◆ Work required
Copy every entry word for word. Skip the pictures.

[Dataset rows]
•••

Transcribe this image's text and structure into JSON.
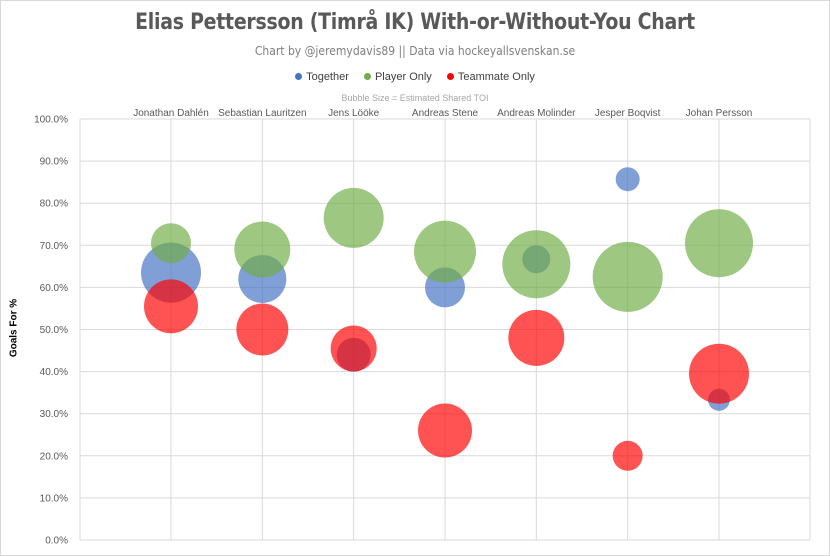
{
  "chart_data": {
    "type": "scatter",
    "title": "Elias Pettersson (Timrå IK) With-or-Without-You Chart",
    "subtitle": "Chart by @jeremydavis89 || Data via hockeyallsvenskan.se",
    "note": "Bubble Size = Estimated Shared TOI",
    "ylabel": "Goals For %",
    "ylim": [
      0,
      100
    ],
    "yticks": [
      "0.0%",
      "10.0%",
      "20.0%",
      "30.0%",
      "40.0%",
      "50.0%",
      "60.0%",
      "70.0%",
      "80.0%",
      "90.0%",
      "100.0%"
    ],
    "grid": true,
    "legend_position": "top",
    "categories": [
      "Jonathan Dahlén",
      "Sebastian Lauritzen",
      "Jens Lööke",
      "Andreas Stene",
      "Andreas Molinder",
      "Jesper Boqvist",
      "Johan Persson"
    ],
    "series": [
      {
        "name": "Together",
        "color": "#4472c4",
        "values": [
          63.5,
          62.0,
          44.0,
          60.0,
          66.7,
          85.7,
          33.3
        ],
        "bubble_sizes": [
          60,
          48,
          34,
          40,
          28,
          24,
          22
        ]
      },
      {
        "name": "Player Only",
        "color": "#70ad47",
        "values": [
          70.5,
          69.0,
          76.5,
          68.5,
          65.5,
          62.5,
          70.5
        ],
        "bubble_sizes": [
          40,
          56,
          60,
          62,
          68,
          70,
          68
        ]
      },
      {
        "name": "Teammate Only",
        "color": "#ff0000",
        "values": [
          55.5,
          50.0,
          45.5,
          26.0,
          48.0,
          20.0,
          39.5
        ],
        "bubble_sizes": [
          54,
          52,
          46,
          54,
          56,
          30,
          60
        ]
      }
    ]
  }
}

•••

◆ Correct answer
Transcribe this image's text and structure into JSON.
{
  "chart_data": {
    "type": "scatter",
    "title": "Elias Pettersson (Timrå IK) With-or-Without-You Chart",
    "subtitle": "Chart by @jeremydavis89 || Data via hockeyallsvenskan.se",
    "note": "Bubble Size = Estimated Shared TOI",
    "ylabel": "Goals For %",
    "ylim": [
      0,
      100
    ],
    "yticks": [
      "0.0%",
      "10.0%",
      "20.0%",
      "30.0%",
      "40.0%",
      "50.0%",
      "60.0%",
      "70.0%",
      "80.0%",
      "90.0%",
      "100.0%"
    ],
    "grid": true,
    "legend_position": "top",
    "categories": [
      "Jonathan Dahlén",
      "Sebastian Lauritzen",
      "Jens Lööke",
      "Andreas Stene",
      "Andreas Molinder",
      "Jesper Boqvist",
      "Johan Persson"
    ],
    "series": [
      {
        "name": "Together",
        "color": "#4472c4",
        "values": [
          63.5,
          62.0,
          44.0,
          60.0,
          66.7,
          85.7,
          33.3
        ],
        "bubble_sizes": [
          60,
          48,
          34,
          40,
          28,
          24,
          22
        ]
      },
      {
        "name": "Player Only",
        "color": "#70ad47",
        "values": [
          70.5,
          69.0,
          76.5,
          68.5,
          65.5,
          62.5,
          70.5
        ],
        "bubble_sizes": [
          40,
          56,
          60,
          62,
          68,
          70,
          68
        ]
      },
      {
        "name": "Teammate Only",
        "color": "#ff0000",
        "values": [
          55.5,
          50.0,
          45.5,
          26.0,
          48.0,
          20.0,
          39.5
        ],
        "bubble_sizes": [
          54,
          52,
          46,
          54,
          56,
          30,
          60
        ]
      }
    ]
  }
}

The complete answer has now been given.